:: Exercise goal ::
Where the string "Options" occurs in the material below, report the whole line.
:: Data in this exercise
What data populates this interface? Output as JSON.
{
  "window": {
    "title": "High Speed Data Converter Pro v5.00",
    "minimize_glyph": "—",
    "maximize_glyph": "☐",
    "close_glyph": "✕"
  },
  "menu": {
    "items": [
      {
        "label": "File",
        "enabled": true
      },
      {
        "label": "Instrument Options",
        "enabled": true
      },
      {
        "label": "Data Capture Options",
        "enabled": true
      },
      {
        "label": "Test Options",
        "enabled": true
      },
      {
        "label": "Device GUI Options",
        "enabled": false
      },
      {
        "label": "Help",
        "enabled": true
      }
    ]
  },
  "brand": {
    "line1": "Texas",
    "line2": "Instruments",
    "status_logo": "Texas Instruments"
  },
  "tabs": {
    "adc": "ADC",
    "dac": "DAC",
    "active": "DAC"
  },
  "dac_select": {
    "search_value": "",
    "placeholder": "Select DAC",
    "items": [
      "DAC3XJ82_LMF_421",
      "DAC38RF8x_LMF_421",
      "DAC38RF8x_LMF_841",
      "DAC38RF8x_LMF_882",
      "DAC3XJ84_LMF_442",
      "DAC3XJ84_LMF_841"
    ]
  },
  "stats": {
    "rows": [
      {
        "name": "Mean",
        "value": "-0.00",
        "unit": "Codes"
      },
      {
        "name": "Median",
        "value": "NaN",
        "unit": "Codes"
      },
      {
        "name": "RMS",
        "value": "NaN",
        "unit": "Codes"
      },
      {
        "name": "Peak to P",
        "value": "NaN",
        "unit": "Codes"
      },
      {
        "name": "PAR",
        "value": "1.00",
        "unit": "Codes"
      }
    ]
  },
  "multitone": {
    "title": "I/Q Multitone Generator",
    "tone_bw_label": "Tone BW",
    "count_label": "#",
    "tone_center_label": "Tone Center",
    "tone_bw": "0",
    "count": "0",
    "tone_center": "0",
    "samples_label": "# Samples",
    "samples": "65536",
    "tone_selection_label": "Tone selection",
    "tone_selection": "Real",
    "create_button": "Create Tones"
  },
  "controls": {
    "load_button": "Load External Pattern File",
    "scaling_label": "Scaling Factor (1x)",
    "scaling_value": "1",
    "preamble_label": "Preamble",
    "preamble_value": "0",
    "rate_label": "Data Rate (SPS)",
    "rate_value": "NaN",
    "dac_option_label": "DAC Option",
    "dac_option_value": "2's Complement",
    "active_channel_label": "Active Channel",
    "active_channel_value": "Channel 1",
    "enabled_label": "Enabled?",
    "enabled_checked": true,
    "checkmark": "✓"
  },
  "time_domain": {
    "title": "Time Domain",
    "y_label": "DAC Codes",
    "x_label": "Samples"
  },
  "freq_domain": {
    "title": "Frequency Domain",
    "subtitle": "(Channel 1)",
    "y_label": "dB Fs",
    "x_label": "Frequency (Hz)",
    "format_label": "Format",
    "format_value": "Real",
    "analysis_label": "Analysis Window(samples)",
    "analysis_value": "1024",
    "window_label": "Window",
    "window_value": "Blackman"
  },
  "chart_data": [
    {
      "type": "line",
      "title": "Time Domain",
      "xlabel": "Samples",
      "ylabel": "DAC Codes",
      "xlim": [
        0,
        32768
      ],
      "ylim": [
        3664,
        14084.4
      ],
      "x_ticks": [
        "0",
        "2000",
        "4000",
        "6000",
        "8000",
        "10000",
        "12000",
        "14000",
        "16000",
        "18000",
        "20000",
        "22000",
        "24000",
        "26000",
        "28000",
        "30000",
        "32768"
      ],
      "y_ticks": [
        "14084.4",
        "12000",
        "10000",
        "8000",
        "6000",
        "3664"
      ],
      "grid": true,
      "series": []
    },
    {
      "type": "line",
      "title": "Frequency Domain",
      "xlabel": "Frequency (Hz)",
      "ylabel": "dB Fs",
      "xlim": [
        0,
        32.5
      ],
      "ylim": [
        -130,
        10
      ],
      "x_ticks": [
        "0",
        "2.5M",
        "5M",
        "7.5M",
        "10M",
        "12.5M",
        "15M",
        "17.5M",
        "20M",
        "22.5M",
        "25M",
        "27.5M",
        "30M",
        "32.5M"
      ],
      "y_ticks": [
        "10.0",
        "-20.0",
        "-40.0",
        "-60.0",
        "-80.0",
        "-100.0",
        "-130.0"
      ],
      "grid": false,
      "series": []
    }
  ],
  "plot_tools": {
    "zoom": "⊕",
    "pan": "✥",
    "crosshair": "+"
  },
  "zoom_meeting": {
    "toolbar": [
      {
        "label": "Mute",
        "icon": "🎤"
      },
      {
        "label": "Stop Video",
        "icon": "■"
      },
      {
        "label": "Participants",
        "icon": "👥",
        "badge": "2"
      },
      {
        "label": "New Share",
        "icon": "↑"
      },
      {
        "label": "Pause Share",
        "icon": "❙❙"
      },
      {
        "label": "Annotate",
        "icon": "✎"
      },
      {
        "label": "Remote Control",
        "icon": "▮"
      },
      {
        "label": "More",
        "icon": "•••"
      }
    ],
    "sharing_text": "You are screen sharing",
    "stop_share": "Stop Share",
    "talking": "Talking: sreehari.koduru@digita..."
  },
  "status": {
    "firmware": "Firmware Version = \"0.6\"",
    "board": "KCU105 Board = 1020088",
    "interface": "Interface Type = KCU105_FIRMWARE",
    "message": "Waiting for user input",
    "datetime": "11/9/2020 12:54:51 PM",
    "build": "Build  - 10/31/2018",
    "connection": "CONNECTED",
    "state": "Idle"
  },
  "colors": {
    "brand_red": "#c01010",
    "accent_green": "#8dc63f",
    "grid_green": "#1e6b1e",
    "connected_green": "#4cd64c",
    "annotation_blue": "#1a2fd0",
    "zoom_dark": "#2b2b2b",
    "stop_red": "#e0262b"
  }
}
::::
:: Final result ::
        "label": "Instrument Options",
        "label": "Data Capture Options",
        "label": "Test Options",
        "label": "Device GUI Options",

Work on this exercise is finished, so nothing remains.